Records for this task ::
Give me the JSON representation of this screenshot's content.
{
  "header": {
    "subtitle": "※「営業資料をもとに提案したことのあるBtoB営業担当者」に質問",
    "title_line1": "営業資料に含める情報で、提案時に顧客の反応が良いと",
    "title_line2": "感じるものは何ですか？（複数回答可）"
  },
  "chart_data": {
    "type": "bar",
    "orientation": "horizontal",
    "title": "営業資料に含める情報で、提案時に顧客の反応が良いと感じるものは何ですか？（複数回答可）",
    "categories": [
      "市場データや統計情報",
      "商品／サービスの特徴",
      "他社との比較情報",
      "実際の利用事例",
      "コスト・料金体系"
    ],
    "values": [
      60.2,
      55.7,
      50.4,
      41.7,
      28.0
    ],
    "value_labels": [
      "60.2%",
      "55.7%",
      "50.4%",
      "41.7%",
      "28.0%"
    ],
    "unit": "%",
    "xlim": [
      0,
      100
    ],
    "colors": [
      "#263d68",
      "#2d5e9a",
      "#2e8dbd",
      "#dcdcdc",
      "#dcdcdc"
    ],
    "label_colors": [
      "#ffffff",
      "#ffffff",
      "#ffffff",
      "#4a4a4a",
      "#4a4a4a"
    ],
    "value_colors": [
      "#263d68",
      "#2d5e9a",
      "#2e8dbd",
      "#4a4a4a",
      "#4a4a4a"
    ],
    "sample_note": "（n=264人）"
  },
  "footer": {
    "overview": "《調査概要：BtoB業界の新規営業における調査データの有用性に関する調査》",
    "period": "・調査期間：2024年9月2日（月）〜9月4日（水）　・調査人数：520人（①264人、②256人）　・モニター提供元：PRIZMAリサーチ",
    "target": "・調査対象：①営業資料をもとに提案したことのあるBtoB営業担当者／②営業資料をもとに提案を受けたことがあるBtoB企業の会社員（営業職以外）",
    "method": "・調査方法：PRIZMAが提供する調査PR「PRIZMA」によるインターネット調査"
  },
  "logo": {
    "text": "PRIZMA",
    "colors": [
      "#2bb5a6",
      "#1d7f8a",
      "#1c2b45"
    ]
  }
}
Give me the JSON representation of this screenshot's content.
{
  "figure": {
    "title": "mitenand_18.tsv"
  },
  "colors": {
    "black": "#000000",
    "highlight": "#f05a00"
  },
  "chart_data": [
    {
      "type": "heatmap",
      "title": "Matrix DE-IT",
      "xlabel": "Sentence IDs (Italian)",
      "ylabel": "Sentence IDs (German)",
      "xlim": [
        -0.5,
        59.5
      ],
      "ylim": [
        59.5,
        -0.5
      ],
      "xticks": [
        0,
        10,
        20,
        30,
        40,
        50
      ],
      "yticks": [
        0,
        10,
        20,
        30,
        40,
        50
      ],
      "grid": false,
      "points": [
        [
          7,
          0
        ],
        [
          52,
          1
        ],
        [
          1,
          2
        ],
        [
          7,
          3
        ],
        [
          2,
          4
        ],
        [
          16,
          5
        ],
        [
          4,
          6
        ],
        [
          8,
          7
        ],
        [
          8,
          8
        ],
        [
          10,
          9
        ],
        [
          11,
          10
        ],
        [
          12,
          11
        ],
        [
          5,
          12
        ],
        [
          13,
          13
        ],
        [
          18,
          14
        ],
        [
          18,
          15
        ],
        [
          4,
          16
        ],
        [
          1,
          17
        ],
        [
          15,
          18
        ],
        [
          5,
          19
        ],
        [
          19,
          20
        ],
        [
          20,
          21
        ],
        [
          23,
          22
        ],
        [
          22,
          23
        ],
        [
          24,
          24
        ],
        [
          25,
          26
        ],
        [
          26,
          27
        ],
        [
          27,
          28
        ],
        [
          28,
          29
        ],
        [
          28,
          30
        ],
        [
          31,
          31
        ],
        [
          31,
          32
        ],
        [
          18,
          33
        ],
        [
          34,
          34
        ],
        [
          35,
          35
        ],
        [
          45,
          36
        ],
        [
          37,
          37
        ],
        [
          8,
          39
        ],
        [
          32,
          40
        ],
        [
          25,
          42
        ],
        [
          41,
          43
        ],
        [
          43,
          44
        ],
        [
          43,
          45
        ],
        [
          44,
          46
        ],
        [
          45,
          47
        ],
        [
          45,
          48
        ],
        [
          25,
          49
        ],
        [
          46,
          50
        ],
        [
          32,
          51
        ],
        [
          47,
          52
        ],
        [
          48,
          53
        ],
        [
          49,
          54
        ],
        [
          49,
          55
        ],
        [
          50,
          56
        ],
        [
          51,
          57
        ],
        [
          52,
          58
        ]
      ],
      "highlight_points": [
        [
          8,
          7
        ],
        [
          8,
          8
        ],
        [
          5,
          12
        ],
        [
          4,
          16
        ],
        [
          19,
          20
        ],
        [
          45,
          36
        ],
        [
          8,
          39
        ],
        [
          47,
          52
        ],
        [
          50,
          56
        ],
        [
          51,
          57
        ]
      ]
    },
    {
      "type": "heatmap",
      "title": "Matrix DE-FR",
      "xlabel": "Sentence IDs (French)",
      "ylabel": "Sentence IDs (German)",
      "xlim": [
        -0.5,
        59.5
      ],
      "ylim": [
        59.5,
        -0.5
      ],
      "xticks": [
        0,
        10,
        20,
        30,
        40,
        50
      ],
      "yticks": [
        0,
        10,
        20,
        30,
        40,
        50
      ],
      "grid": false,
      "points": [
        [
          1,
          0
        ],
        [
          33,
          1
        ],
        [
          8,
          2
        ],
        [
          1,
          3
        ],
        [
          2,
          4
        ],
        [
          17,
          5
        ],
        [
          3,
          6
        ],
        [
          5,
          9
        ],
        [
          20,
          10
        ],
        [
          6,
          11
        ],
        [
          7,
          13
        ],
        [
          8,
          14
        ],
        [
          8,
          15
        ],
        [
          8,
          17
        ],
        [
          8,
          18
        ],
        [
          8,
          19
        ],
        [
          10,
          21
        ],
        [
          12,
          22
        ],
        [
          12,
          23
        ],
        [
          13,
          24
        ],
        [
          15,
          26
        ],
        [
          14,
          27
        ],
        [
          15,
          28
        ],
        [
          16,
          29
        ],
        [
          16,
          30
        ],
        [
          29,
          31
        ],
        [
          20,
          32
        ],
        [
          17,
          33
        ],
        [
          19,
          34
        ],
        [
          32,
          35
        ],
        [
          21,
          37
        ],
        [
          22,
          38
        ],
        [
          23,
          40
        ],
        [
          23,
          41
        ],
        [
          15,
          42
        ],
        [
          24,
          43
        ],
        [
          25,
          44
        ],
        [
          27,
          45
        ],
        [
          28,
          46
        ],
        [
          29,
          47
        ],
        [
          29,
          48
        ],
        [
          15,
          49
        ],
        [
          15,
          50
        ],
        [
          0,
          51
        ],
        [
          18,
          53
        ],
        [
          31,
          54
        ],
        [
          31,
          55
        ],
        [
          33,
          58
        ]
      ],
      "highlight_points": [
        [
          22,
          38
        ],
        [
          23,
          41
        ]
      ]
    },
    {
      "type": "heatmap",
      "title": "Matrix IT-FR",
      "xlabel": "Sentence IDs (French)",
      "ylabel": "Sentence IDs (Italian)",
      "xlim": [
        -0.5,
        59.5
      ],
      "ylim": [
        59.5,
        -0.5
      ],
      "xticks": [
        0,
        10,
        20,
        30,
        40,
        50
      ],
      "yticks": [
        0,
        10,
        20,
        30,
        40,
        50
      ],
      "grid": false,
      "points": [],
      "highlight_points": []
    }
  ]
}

Short problem :: Return all the data above once more, precisely as given.

Solution for this exercise ::
Give me the JSON representation of this screenshot's content.
{
  "header": {
    "subtitle": "※「営業資料をもとに提案したことのあるBtoB営業担当者」に質問",
    "title_line1": "営業資料に含める情報で、提案時に顧客の反応が良いと",
    "title_line2": "感じるものは何ですか？（複数回答可）"
  },
  "chart_data": {
    "type": "bar",
    "orientation": "horizontal",
    "title": "営業資料に含める情報で、提案時に顧客の反応が良いと感じるものは何ですか？（複数回答可）",
    "categories": [
      "市場データや統計情報",
      "商品／サービスの特徴",
      "他社との比較情報",
      "実際の利用事例",
      "コスト・料金体系"
    ],
    "values": [
      60.2,
      55.7,
      50.4,
      41.7,
      28.0
    ],
    "value_labels": [
      "60.2%",
      "55.7%",
      "50.4%",
      "41.7%",
      "28.0%"
    ],
    "unit": "%",
    "xlim": [
      0,
      100
    ],
    "colors": [
      "#263d68",
      "#2d5e9a",
      "#2e8dbd",
      "#dcdcdc",
      "#dcdcdc"
    ],
    "label_colors": [
      "#ffffff",
      "#ffffff",
      "#ffffff",
      "#4a4a4a",
      "#4a4a4a"
    ],
    "value_colors": [
      "#263d68",
      "#2d5e9a",
      "#2e8dbd",
      "#4a4a4a",
      "#4a4a4a"
    ],
    "sample_note": "（n=264人）"
  },
  "footer": {
    "overview": "《調査概要：BtoB業界の新規営業における調査データの有用性に関する調査》",
    "period": "・調査期間：2024年9月2日（月）〜9月4日（水）　・調査人数：520人（①264人、②256人）　・モニター提供元：PRIZMAリサーチ",
    "target": "・調査対象：①営業資料をもとに提案したことのあるBtoB営業担当者／②営業資料をもとに提案を受けたことがあるBtoB企業の会社員（営業職以外）",
    "method": "・調査方法：PRIZMAが提供する調査PR「PRIZMA」によるインターネット調査"
  },
  "logo": {
    "text": "PRIZMA",
    "colors": [
      "#2bb5a6",
      "#1d7f8a",
      "#1c2b45"
    ]
  }
}
Give me the JSON representation of this screenshot's content.
{
  "figure": {
    "title": "mitenand_18.tsv"
  },
  "colors": {
    "black": "#000000",
    "highlight": "#f05a00"
  },
  "chart_data": [
    {
      "type": "heatmap",
      "title": "Matrix DE-IT",
      "xlabel": "Sentence IDs (Italian)",
      "ylabel": "Sentence IDs (German)",
      "xlim": [
        -0.5,
        59.5
      ],
      "ylim": [
        59.5,
        -0.5
      ],
      "xticks": [
        0,
        10,
        20,
        30,
        40,
        50
      ],
      "yticks": [
        0,
        10,
        20,
        30,
        40,
        50
      ],
      "grid": false,
      "points": [
        [
          7,
          0
        ],
        [
          52,
          1
        ],
        [
          1,
          2
        ],
        [
          7,
          3
        ],
        [
          2,
          4
        ],
        [
          16,
          5
        ],
        [
          4,
          6
        ],
        [
          8,
          7
        ],
        [
          8,
          8
        ],
        [
          10,
          9
        ],
        [
          11,
          10
        ],
        [
          12,
          11
        ],
        [
          5,
          12
        ],
        [
          13,
          13
        ],
        [
          18,
          14
        ],
        [
          18,
          15
        ],
        [
          4,
          16
        ],
        [
          1,
          17
        ],
        [
          15,
          18
        ],
        [
          5,
          19
        ],
        [
          19,
          20
        ],
        [
          20,
          21
        ],
        [
          23,
          22
        ],
        [
          22,
          23
        ],
        [
          24,
          24
        ],
        [
          25,
          26
        ],
        [
          26,
          27
        ],
        [
          27,
          28
        ],
        [
          28,
          29
        ],
        [
          28,
          30
        ],
        [
          31,
          31
        ],
        [
          31,
          32
        ],
        [
          18,
          33
        ],
        [
          34,
          34
        ],
        [
          35,
          35
        ],
        [
          45,
          36
        ],
        [
          37,
          37
        ],
        [
          8,
          39
        ],
        [
          32,
          40
        ],
        [
          25,
          42
        ],
        [
          41,
          43
        ],
        [
          43,
          44
        ],
        [
          43,
          45
        ],
        [
          44,
          46
        ],
        [
          45,
          47
        ],
        [
          45,
          48
        ],
        [
          25,
          49
        ],
        [
          46,
          50
        ],
        [
          32,
          51
        ],
        [
          47,
          52
        ],
        [
          48,
          53
        ],
        [
          49,
          54
        ],
        [
          49,
          55
        ],
        [
          50,
          56
        ],
        [
          51,
          57
        ],
        [
          52,
          58
        ]
      ],
      "highlight_points": [
        [
          8,
          7
        ],
        [
          8,
          8
        ],
        [
          5,
          12
        ],
        [
          4,
          16
        ],
        [
          19,
          20
        ],
        [
          45,
          36
        ],
        [
          8,
          39
        ],
        [
          47,
          52
        ],
        [
          50,
          56
        ],
        [
          51,
          57
        ]
      ]
    },
    {
      "type": "heatmap",
      "title": "Matrix DE-FR",
      "xlabel": "Sentence IDs (French)",
      "ylabel": "Sentence IDs (German)",
      "xlim": [
        -0.5,
        59.5
      ],
      "ylim": [
        59.5,
        -0.5
      ],
      "xticks": [
        0,
        10,
        20,
        30,
        40,
        50
      ],
      "yticks": [
        0,
        10,
        20,
        30,
        40,
        50
      ],
      "grid": false,
      "points": [
        [
          1,
          0
        ],
        [
          33,
          1
        ],
        [
          8,
          2
        ],
        [
          1,
          3
        ],
        [
          2,
          4
        ],
        [
          17,
          5
        ],
        [
          3,
          6
        ],
        [
          5,
          9
        ],
        [
          20,
          10
        ],
        [
          6,
          11
        ],
        [
          7,
          13
        ],
        [
          8,
          14
        ],
        [
          8,
          15
        ],
        [
          8,
          17
        ],
        [
          8,
          18
        ],
        [
          8,
          19
        ],
        [
          10,
          21
        ],
        [
          12,
          22
        ],
        [
          12,
          23
        ],
        [
          13,
          24
        ],
        [
          15,
          26
        ],
        [
          14,
          27
        ],
        [
          15,
          28
        ],
        [
          16,
          29
        ],
        [
          16,
          30
        ],
        [
          29,
          31
        ],
        [
          20,
          32
        ],
        [
          17,
          33
        ],
        [
          19,
          34
        ],
        [
          32,
          35
        ],
        [
          21,
          37
        ],
        [
          22,
          38
        ],
        [
          23,
          40
        ],
        [
          23,
          41
        ],
        [
          15,
          42
        ],
        [
          24,
          43
        ],
        [
          25,
          44
        ],
        [
          27,
          45
        ],
        [
          28,
          46
        ],
        [
          29,
          47
        ],
        [
          29,
          48
        ],
        [
          15,
          49
        ],
        [
          15,
          50
        ],
        [
          0,
          51
        ],
        [
          18,
          53
        ],
        [
          31,
          54
        ],
        [
          31,
          55
        ],
        [
          33,
          58
        ]
      ],
      "highlight_points": [
        [
          22,
          38
        ],
        [
          23,
          41
        ]
      ]
    },
    {
      "type": "heatmap",
      "title": "Matrix IT-FR",
      "xlabel": "Sentence IDs (French)",
      "ylabel": "Sentence IDs (Italian)",
      "xlim": [
        -0.5,
        59.5
      ],
      "ylim": [
        59.5,
        -0.5
      ],
      "xticks": [
        0,
        10,
        20,
        30,
        40,
        50
      ],
      "yticks": [
        0,
        10,
        20,
        30,
        40,
        50
      ],
      "grid": false,
      "points": [],
      "highlight_points": []
    }
  ]
}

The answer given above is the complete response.